Figure data in JSON
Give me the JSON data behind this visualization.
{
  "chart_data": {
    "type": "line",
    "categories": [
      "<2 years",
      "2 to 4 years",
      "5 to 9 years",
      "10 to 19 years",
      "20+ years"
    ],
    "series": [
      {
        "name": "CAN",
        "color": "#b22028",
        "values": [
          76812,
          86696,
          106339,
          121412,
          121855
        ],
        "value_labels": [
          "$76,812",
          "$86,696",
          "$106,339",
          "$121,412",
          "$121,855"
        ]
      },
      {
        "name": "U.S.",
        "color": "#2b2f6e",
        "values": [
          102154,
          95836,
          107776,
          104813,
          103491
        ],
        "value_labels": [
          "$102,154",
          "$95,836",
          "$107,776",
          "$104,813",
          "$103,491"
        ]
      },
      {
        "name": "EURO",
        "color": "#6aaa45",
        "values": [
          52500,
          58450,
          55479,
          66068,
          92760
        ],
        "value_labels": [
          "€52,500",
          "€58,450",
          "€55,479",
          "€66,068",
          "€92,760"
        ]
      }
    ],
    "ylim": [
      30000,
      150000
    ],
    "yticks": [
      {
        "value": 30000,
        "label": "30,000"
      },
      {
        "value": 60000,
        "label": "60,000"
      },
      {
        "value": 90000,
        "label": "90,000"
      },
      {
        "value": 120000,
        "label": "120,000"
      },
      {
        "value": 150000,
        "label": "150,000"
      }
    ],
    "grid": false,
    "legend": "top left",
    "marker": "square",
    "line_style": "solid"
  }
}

** Required task **
Once more, set down the full listing, verbatim.

** Expected answer **
Give me the JSON data behind this visualization.
{
  "chart_data": {
    "type": "line",
    "categories": [
      "<2 years",
      "2 to 4 years",
      "5 to 9 years",
      "10 to 19 years",
      "20+ years"
    ],
    "series": [
      {
        "name": "CAN",
        "color": "#b22028",
        "values": [
          76812,
          86696,
          106339,
          121412,
          121855
        ],
        "value_labels": [
          "$76,812",
          "$86,696",
          "$106,339",
          "$121,412",
          "$121,855"
        ]
      },
      {
        "name": "U.S.",
        "color": "#2b2f6e",
        "values": [
          102154,
          95836,
          107776,
          104813,
          103491
        ],
        "value_labels": [
          "$102,154",
          "$95,836",
          "$107,776",
          "$104,813",
          "$103,491"
        ]
      },
      {
        "name": "EURO",
        "color": "#6aaa45",
        "values": [
          52500,
          58450,
          55479,
          66068,
          92760
        ],
        "value_labels": [
          "€52,500",
          "€58,450",
          "€55,479",
          "€66,068",
          "€92,760"
        ]
      }
    ],
    "ylim": [
      30000,
      150000
    ],
    "yticks": [
      {
        "value": 30000,
        "label": "30,000"
      },
      {
        "value": 60000,
        "label": "60,000"
      },
      {
        "value": 90000,
        "label": "90,000"
      },
      {
        "value": 120000,
        "label": "120,000"
      },
      {
        "value": 150000,
        "label": "150,000"
      }
    ],
    "grid": false,
    "legend": "top left",
    "marker": "square",
    "line_style": "solid"
  }
}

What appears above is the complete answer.